__引用文__.

“賠償額は6億円” “訴えられたのは米大手ファストフード店”
“1本の電話で少女が裸にされた信じがたい事件”
全米に衝撃が走った、この信じられないような本当の事件を映画化した『コンプライアンス 服従の心理』が、いよいよ明日6月29日(土)より、新宿シネマカリテほかにて公開となります。

サンダンス映画祭での上映を皮切りに世界各地で絶賛され、2012年末に発表されたナショナル・ボード・オブ・レビューでは、アン・ダウドが見事助演女優 賞を獲得、さらにタイムアウトN.Y.誌、 ヴィレッジ・ボイス誌等、アメリカの有力 カルチャー誌が選ぶ2012年ベスト映画トップ 10にランクインを果たした本作。
クレイグ・ゾベル監督より、「映画の題材 としての“事件”」「権威の象徴=警察」 についてなどのコメントが届きました。

監督クレイグ・ゾベルのコメント

●映画の題材としての[事件]
私がこの事件に遭遇したのは、ちょうど“権威と服従の実験”で有名な[ミルグラム実験]に興味を抱いていた時だった。誰もが生きていく中で、自分の価値観に反し誰かを裏切ったことがあり、それが他人の命令だったことを自覚しているものだ。私は、こうした行動が人間の本性の大部分を占めているかもしれないという驚くべき事実と、そう認識しながらも自分に正直になるのがどれだけ難しいかということに興味を持ったんだ。また、さらなる疑問も湧いた。強硬に権威を行使する者は、権威に絶対的に服従する者よりもはるかに悪いと決めつけられるのだろうか?全ての意思決定権を権力者に明け渡せば、事件に関与した責任を問われないのだろうか?失敗や責任から逃れることができるのだろうか?

●権威の象徴=警察
社会が警察を効果的に利用できるように、我々は彼らが正しい行いをするのだということを完全に信用しなければならない。警察が正しい行いをすると約束したからには、我々は警察に従うべきである。だが、もしそれが警察を装った男であったらどうだろう?
警察は多くの人にとって、人生で遭遇するであろう最大の権威者となる。私は警察官が権威を行使し、その場の優位を保つために使う言葉に特徴を見出した。この微妙な権力の主張を、言葉遣いや話し方を通して、できる限り捉えようと試みたんだ。

●コントロールされた「周辺都市」

__提供項目__.

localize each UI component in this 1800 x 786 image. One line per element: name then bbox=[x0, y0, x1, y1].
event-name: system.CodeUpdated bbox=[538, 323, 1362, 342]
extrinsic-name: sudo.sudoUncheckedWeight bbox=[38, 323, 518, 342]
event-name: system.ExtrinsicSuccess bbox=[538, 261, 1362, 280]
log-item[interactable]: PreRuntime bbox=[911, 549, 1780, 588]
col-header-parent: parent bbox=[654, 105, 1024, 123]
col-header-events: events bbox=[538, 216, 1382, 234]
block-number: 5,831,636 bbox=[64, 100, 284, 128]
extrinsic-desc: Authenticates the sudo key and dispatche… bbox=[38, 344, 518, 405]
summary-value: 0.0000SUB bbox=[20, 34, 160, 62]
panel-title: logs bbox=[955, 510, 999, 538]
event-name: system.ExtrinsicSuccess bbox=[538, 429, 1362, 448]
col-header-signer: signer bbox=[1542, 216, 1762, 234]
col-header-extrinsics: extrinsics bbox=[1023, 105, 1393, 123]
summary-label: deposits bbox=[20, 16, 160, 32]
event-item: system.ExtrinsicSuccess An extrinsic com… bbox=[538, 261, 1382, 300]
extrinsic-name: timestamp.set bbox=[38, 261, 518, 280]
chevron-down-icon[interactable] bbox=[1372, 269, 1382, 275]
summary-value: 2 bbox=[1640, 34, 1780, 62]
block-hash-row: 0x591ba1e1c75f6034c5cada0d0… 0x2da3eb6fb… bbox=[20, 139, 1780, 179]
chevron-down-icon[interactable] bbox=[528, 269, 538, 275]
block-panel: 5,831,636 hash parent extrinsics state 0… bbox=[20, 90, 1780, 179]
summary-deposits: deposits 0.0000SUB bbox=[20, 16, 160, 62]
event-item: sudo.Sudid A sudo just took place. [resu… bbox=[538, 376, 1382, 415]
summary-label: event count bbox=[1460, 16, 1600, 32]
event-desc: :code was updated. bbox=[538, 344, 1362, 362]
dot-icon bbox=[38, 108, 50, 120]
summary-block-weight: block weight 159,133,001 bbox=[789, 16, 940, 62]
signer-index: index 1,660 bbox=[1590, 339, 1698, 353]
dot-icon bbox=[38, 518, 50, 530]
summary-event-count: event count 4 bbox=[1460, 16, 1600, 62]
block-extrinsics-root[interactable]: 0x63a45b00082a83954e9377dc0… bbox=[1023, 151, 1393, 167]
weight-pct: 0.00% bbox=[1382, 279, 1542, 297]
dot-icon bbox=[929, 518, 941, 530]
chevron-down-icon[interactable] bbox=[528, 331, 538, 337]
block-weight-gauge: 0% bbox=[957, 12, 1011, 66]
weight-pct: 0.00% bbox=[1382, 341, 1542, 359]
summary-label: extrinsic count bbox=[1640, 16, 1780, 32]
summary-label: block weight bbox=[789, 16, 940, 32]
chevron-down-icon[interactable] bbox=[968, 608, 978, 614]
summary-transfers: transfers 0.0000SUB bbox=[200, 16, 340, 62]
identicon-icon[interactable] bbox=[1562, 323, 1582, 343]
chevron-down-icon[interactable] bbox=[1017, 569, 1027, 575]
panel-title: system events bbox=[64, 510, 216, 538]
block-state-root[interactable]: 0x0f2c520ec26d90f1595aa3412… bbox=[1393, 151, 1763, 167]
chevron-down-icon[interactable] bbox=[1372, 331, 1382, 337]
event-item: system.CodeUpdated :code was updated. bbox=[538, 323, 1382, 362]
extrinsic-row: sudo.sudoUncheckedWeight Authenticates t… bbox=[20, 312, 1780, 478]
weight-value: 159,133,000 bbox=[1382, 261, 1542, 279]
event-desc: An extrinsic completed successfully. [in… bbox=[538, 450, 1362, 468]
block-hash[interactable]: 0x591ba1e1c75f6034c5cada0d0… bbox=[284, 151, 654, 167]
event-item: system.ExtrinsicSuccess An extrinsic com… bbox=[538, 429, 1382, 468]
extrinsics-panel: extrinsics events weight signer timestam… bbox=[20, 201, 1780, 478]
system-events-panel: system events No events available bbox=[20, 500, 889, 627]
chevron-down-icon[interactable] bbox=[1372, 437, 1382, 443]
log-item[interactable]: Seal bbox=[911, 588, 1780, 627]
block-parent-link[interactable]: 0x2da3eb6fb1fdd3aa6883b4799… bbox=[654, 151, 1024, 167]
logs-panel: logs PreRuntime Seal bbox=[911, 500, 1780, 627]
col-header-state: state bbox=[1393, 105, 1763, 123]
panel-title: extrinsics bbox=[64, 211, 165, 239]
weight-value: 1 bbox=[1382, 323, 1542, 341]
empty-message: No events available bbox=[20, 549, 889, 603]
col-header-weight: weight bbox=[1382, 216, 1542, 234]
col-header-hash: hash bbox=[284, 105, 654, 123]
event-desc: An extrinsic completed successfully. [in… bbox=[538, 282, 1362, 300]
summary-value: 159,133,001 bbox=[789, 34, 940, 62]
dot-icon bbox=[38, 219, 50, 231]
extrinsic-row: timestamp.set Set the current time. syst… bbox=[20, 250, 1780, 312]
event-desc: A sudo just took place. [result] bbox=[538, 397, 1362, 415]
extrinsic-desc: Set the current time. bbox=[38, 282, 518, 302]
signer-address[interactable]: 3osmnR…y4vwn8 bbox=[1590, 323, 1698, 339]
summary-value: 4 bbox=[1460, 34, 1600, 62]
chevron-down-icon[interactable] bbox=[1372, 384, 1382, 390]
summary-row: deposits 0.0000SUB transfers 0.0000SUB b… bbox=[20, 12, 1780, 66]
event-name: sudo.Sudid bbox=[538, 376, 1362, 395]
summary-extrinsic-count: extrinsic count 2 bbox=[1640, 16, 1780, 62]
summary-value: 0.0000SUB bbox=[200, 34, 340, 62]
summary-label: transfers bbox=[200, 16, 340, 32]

__設問 1__. 映画『コンプライアンス 服従の心理』を紹介する引用文によると、ナショナル・ボード・オブ・レビューで助演女優賞を獲得したのはだれですか。
__設問 2__. 監督のコメントを載せた引用文を、最後の見出しの後から書き継いでください。
提供項目は引用文の内容とは関係ありません。

__解答 1__. アン・ダウド

__解答 2__.
本作の舞台は、アメリカの「周辺都市」あるいは「準郊外」だ。何百万人もの人が住むが、いまだ隔絶された場所である。
この点において、私は企業で塗り固められている枯れた世界に、抽象的な美しさを見つけようとした。現実の世界のぼんやりとした薄明かりと夜霧が、見えないように設計された商業的環境に流れ込んでいく。そんな一日の終わりと夜の始まりの瞬間を捉えようとしたんだ。
ファストフード店自体は、どこにでもある現代的な店で、誰にとっても当たり障りのない、ひいては全く味気ないものだ。プラスチックの植物、灰色に白の模様のラミネート材、嫌味のない抽象アート、派手な色の合成皮製品。オフィスのバックルームには生活感があり、同時に倉庫でもある。大量の書類の山と、翌月の宣伝用ウィンドーシールの入った半開きの段ボール箱が部屋を占領している。事実、こういった企業環境ははるか遠くにある本社により管理されている。そうすることで、本社は従業員をコントロールしているんだ。本作に登場するイタズラ電話の主のように。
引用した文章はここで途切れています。